▶ Textauszug
- - - -

7.11.01
Odyssee im Klangraum
Hoyer/Stelzenbachs Multimedia-Komposition "A Taste
of 2001" in der Kulturbrauerei
2001 ist jetzt, aber die Odyssee findet nicht im
Weltraum statt, sondern in unserer Wahrnehmung der Gegenwart. Wie fühlt es
sich an, in einem Jahr zu leben, das der Mythos einer Zukunftserwartung ist? Der
Musik-Theater-Installation "A Taste of 2001" von Ralf Hoyer und
Susanne Stelzenbach liegt zwar der berühmte Film von Stanley Kubrick
zugrunde, jedoch, so möchte man sagen, in der gleichen nah-fernen Weise,
wie die Vision des Films der derzeitigen Wirklichkeit ähnelt.
Die beiden Komponisten haben seit 1985 gemeinsam an der
Idee eines "klingenden Raums" (Hoyer) gearbeitet. Als Pioniere einer
aufgebrochenen künstlerischen Wahrnehmung saßen sie schon in der
Musikszene der DDR so ziemlich zwischen allen Stühlen. Heute reicht ihr
Spektrum von Performances bis zur reinen Klanginstallation. Für ihr neues
großes Werk, das heute mit dem Kammerensemble Neue Musik in der
Kulturbrauerei Premiere hat, analysierten sie die Zeit-, Schnitt- und
Motivstruktur des Films und legten über das so gefundene komplexe Schema
eine riesige multimediale Komposition für Instrumentalisten, Sänger,
Klangobjekte und Video.
"Irgendwann erinnerten wir uns daran, dass bald
das Jahr 2001 kommt", erklärt Susanne Stelzenbach, "und fanden es
interessant, den dreißig Jahre alten Film mit dem Gefühl von heute zu
koppeln."

- - - -

▶ Schriftliche Aufgabe a
Ersetze in den Einträgen von der Zeile mit „310, 228, 360]“ bis hinunter zur Zeile mit „skill-card[interactable]: 3 优秀“ das Wort „divider“ durch „separator-line“. Gib diese Zeilen ansonsten unverändert wieder.

▶ Angezeigte Einträge

- - - -

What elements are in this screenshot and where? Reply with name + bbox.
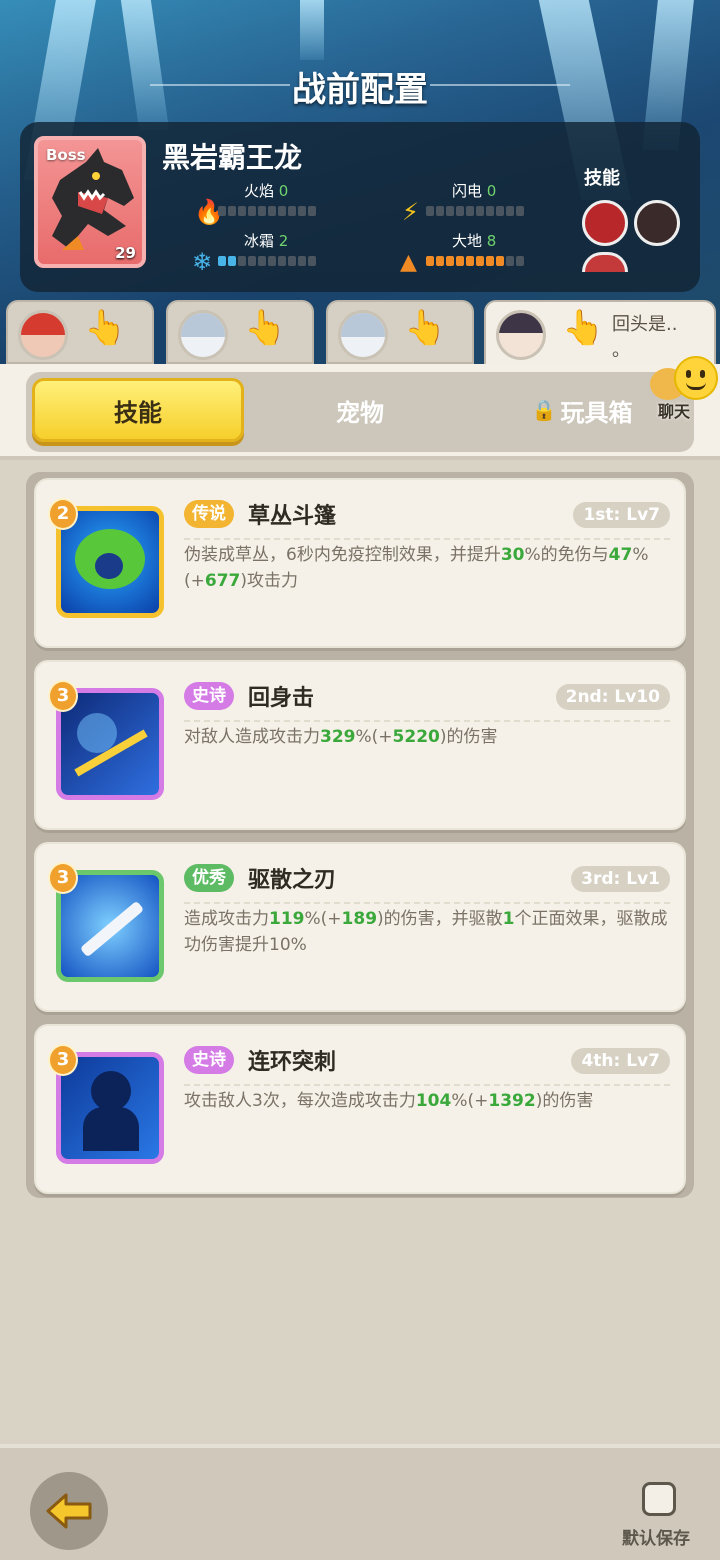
silver-hair-avatar	[178, 310, 228, 360]
stat-frost-label: 冰霜	[244, 232, 275, 250]
lock-icon: 🔒	[531, 398, 557, 422]
tap-hand-icon: 👆	[84, 308, 127, 348]
stat-fire-label: 火焰	[244, 182, 275, 200]
skill-rank-badge: 3	[48, 680, 78, 712]
section-tabs: 技能 宠物 🔒 玩具箱	[26, 372, 694, 452]
boss-skill-3-icon[interactable]	[582, 252, 628, 272]
stat-earth-label: 大地	[452, 232, 483, 250]
stat-fire-value: 0	[278, 182, 289, 200]
back-button[interactable]	[30, 1472, 108, 1550]
skill-description: 对敌人造成攻击力329%(+5220)的伤害	[184, 727, 498, 747]
character-tab-1[interactable]: 👆	[6, 300, 154, 364]
skill-rank-badge: 3	[48, 862, 78, 894]
divider	[184, 902, 670, 904]
skill-rank-badge: 2	[48, 498, 78, 530]
skill-slot-level: 2nd: Lv10	[555, 684, 670, 710]
skill-card[interactable]: 2 传说 草丛斗篷 1st: Lv7 伪装成草丛，6秒内免疫控制效果，并提升30…	[34, 478, 686, 648]
boss-skill-1-icon[interactable]	[582, 200, 628, 246]
stat-lightning-label: 闪电	[452, 182, 483, 200]
silver-hair-avatar	[338, 310, 388, 360]
divider	[184, 1084, 670, 1086]
skill-card[interactable]: 3 优秀 驱散之刃 3rd: Lv1 造成攻击力119%(+189)的伤害，并驱…	[34, 842, 686, 1012]
stat-frost-bar	[218, 256, 316, 266]
dark-hair-avatar	[496, 310, 546, 360]
earth-icon: ▲	[400, 250, 417, 275]
rarity-badge: 史诗	[184, 682, 234, 710]
bottom-bar: 默认保存	[0, 1444, 720, 1560]
red-hair-avatar	[18, 310, 68, 360]
snowflake-icon: ❄	[192, 248, 213, 276]
skill-name: 草丛斗篷	[248, 504, 337, 529]
chat-label: 聊天	[658, 402, 691, 421]
divider	[184, 720, 670, 722]
boss-name: 黑岩霸王龙	[162, 141, 303, 174]
default-save-checkbox[interactable]	[642, 1482, 676, 1516]
boss-skill-2-icon[interactable]	[634, 200, 680, 246]
divider	[184, 538, 670, 540]
character-message-line1: 回头是..	[612, 314, 678, 335]
ice-crystal	[300, 0, 324, 60]
rarity-badge: 优秀	[184, 864, 234, 892]
lightning-icon: ⚡	[402, 198, 419, 226]
back-arrow-icon	[46, 1493, 92, 1529]
tab-pets-label: 宠物	[336, 398, 384, 427]
stat-lightning-bar	[426, 206, 524, 216]
tap-hand-icon: 👆	[562, 308, 605, 348]
skill-slot-level: 3rd: Lv1	[571, 866, 670, 892]
stat-lightning-value: 0	[486, 182, 497, 200]
boss-skills-label: 技能	[584, 168, 620, 189]
chat-face-icon	[674, 356, 718, 400]
skill-list: 2 传说 草丛斗篷 1st: Lv7 伪装成草丛，6秒内免疫控制效果，并提升30…	[26, 472, 694, 1198]
skill-name: 连环突刺	[248, 1050, 337, 1075]
skill-name: 驱散之刃	[248, 868, 337, 893]
stat-fire-bar	[218, 206, 316, 216]
skill-description: 攻击敌人3次，每次造成攻击力104%(+1392)的伤害	[184, 1091, 594, 1111]
boss-tag: Boss	[46, 146, 86, 164]
skill-rank-badge: 3	[48, 1044, 78, 1076]
tab-skills-label: 技能	[114, 398, 162, 427]
skill-slot-level: 1st: Lv7	[573, 502, 670, 528]
boss-level: 29	[115, 244, 136, 262]
skill-slot-level: 4th: Lv7	[571, 1048, 670, 1074]
default-save-label: 默认保存	[622, 1529, 690, 1549]
stat-earth-bar	[426, 256, 524, 266]
chat-button[interactable]: 聊天	[648, 356, 718, 422]
tab-skills[interactable]: 技能	[32, 378, 244, 442]
skill-description: 造成攻击力119%(+189)的伤害，并驱散1个正面效果，驱散成功伤害提升10%	[184, 909, 668, 955]
rarity-badge: 史诗	[184, 1046, 234, 1074]
skill-name: 回身击	[248, 686, 315, 711]
boss-info-panel: Boss 29 黑岩霸王龙 火焰 0 🔥 闪电 0 ⚡ 冰霜 2 ❄ 大地 8 …	[20, 122, 700, 292]
character-tab-3[interactable]: 👆	[326, 300, 474, 364]
page-title: 战前配置	[292, 70, 428, 110]
section-tabs-container: 技能 宠物 🔒 玩具箱	[0, 364, 720, 460]
tap-hand-icon: 👆	[244, 308, 287, 348]
character-tab-2[interactable]: 👆	[166, 300, 314, 364]
skill-description: 伪装成草丛，6秒内免疫控制效果，并提升30%的免伤与47%(+677)攻击力	[184, 545, 649, 591]
skill-card[interactable]: 3 史诗 连环突刺 4th: Lv7 攻击敌人3次，每次造成攻击力104%(+1…	[34, 1024, 686, 1194]
tap-hand-icon: 👆	[404, 308, 447, 348]
tab-pets[interactable]: 宠物	[254, 378, 466, 442]
stat-earth-value: 8	[486, 232, 497, 250]
skill-card[interactable]: 3 史诗 回身击 2nd: Lv10 对敌人造成攻击力329%(+5220)的伤…	[34, 660, 686, 830]
boss-portrait[interactable]: Boss 29	[34, 136, 146, 268]
rarity-badge: 传说	[184, 500, 234, 528]
tab-toybox-label: 玩具箱	[560, 398, 633, 427]
stat-frost-value: 2	[278, 232, 289, 250]
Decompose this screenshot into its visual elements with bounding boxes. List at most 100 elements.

- - - -

▶ Schriftliche Aufgabe b
Seit welchem Jahr arbeiten die beiden Komponisten laut dem Textauszug gemeinsam an der Idee eines „klingenden Raums“?

▶ Fertige Antwort a
silver-hair-avatar	[178, 310, 228, 360]
stat-frost-label: 冰霜	[244, 232, 275, 250]
lock-icon: 🔒	[531, 398, 557, 422]
tap-hand-icon: 👆	[84, 308, 127, 348]
stat-fire-label: 火焰	[244, 182, 275, 200]
skill-rank-badge: 3	[48, 680, 78, 712]
section-tabs: 技能 宠物 🔒 玩具箱	[26, 372, 694, 452]
boss-skill-3-icon[interactable]	[582, 252, 628, 272]
stat-earth-label: 大地	[452, 232, 483, 250]
stat-fire-value: 0	[278, 182, 289, 200]
back-button[interactable]	[30, 1472, 108, 1550]
skill-description: 对敌人造成攻击力329%(+5220)的伤害	[184, 727, 498, 747]
character-tab-1[interactable]: 👆	[6, 300, 154, 364]
skill-rank-badge: 3	[48, 862, 78, 894]
separator-line	[184, 902, 670, 904]
skill-rank-badge: 2	[48, 498, 78, 530]
skill-slot-level: 2nd: Lv10	[555, 684, 670, 710]
skill-card[interactable]: 2 传说 草丛斗篷 1st: Lv7 伪装成草丛，6秒内免疫控制效果，并提升30…	[34, 478, 686, 648]
boss-skill-1-icon[interactable]	[582, 200, 628, 246]
stat-lightning-label: 闪电	[452, 182, 483, 200]
silver-hair-avatar	[338, 310, 388, 360]
separator-line	[184, 1084, 670, 1086]
skill-card[interactable]: 3 优秀 驱散之刃 3rd: Lv1 造成攻击力119%(+189)的伤害，并驱…	[34, 842, 686, 1012]

▶ Fertige Antwort b
Seit 1985.